Data entries for graphics:
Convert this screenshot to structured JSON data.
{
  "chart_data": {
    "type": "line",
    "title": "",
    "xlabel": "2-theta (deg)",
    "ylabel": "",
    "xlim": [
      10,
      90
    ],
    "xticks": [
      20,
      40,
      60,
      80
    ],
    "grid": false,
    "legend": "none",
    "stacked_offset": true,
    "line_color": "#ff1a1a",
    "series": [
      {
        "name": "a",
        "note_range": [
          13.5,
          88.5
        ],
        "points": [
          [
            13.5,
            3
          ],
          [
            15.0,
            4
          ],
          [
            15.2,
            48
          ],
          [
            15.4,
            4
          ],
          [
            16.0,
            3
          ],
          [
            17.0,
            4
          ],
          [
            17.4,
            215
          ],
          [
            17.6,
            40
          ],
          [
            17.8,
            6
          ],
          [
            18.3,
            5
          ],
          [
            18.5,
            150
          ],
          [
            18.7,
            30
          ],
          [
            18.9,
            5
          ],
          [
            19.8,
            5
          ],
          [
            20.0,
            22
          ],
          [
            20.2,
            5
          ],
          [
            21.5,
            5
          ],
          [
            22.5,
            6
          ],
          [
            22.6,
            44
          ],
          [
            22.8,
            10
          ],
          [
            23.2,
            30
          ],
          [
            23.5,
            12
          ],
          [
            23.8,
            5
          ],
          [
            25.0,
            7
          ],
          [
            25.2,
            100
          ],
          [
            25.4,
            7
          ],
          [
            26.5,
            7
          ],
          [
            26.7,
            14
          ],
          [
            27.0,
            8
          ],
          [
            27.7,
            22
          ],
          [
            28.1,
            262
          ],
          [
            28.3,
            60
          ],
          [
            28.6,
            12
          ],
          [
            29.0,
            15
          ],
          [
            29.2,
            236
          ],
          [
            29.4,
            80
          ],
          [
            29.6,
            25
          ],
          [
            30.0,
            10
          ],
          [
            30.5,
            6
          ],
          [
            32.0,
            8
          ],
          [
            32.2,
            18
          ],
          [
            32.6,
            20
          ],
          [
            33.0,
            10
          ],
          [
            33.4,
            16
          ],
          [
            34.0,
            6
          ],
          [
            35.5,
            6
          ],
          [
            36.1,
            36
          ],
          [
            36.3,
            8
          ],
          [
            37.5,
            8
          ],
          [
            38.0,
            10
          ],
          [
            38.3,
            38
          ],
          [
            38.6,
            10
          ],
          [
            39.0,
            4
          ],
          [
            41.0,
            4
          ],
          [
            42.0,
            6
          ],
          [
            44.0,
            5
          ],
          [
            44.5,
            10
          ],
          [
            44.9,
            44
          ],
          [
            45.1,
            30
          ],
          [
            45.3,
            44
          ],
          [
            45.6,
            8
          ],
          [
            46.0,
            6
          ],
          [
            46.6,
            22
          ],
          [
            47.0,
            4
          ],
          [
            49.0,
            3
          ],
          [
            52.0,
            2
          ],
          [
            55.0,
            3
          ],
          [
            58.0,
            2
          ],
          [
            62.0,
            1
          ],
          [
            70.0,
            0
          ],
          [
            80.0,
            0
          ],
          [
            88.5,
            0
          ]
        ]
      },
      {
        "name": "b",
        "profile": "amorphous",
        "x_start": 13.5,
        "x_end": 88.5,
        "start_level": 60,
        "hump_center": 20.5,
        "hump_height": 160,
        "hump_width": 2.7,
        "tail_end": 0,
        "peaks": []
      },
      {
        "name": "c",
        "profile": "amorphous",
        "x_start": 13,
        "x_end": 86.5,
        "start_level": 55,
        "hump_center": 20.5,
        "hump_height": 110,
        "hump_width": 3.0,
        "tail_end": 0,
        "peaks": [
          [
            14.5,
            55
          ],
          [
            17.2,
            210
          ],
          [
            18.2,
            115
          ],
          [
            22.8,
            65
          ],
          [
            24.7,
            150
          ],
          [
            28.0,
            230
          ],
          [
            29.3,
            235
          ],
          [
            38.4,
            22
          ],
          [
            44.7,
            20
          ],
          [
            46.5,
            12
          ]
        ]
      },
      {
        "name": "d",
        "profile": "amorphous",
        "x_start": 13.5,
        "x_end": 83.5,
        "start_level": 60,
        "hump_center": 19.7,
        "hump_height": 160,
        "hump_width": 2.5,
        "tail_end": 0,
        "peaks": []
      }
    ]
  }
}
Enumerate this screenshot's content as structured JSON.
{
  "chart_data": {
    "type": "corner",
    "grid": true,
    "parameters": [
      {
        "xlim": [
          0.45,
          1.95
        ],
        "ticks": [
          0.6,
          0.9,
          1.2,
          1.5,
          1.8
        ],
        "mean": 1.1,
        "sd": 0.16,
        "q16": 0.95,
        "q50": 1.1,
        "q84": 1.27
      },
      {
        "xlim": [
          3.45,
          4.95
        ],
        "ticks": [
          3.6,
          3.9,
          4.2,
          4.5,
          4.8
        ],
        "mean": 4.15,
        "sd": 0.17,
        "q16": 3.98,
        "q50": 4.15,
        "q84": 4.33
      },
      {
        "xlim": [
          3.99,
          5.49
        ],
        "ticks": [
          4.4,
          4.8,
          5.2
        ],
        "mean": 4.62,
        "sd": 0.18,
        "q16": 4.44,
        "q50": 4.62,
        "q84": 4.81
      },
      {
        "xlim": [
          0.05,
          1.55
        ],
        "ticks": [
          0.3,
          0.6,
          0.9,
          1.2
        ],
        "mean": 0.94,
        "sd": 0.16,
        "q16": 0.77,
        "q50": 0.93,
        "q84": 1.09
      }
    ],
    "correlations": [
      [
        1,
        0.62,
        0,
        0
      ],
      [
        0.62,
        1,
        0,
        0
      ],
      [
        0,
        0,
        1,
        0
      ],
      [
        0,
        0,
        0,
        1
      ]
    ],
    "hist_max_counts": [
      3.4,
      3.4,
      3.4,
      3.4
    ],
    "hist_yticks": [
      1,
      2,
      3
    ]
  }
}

• _Exercise_
Starting with the line that contains "Enumerate this screenshot's", repeat each line through the last one exactly as it appears. Include both ends and nothing more.

• _Result for this task_
Enumerate this screenshot's content as structured JSON.
{
  "chart_data": {
    "type": "corner",
    "grid": true,
    "parameters": [
      {
        "xlim": [
          0.45,
          1.95
        ],
        "ticks": [
          0.6,
          0.9,
          1.2,
          1.5,
          1.8
        ],
        "mean": 1.1,
        "sd": 0.16,
        "q16": 0.95,
        "q50": 1.1,
        "q84": 1.27
      },
      {
        "xlim": [
          3.45,
          4.95
        ],
        "ticks": [
          3.6,
          3.9,
          4.2,
          4.5,
          4.8
        ],
        "mean": 4.15,
        "sd": 0.17,
        "q16": 3.98,
        "q50": 4.15,
        "q84": 4.33
      },
      {
        "xlim": [
          3.99,
          5.49
        ],
        "ticks": [
          4.4,
          4.8,
          5.2
        ],
        "mean": 4.62,
        "sd": 0.18,
        "q16": 4.44,
        "q50": 4.62,
        "q84": 4.81
      },
      {
        "xlim": [
          0.05,
          1.55
        ],
        "ticks": [
          0.3,
          0.6,
          0.9,
          1.2
        ],
        "mean": 0.94,
        "sd": 0.16,
        "q16": 0.77,
        "q50": 0.93,
        "q84": 1.09
      }
    ],
    "correlations": [
      [
        1,
        0.62,
        0,
        0
      ],
      [
        0.62,
        1,
        0,
        0
      ],
      [
        0,
        0,
        1,
        0
      ],
      [
        0,
        0,
        0,
        1
      ]
    ],
    "hist_max_counts": [
      3.4,
      3.4,
      3.4,
      3.4
    ],
    "hist_yticks": [
      1,
      2,
      3
    ]
  }
}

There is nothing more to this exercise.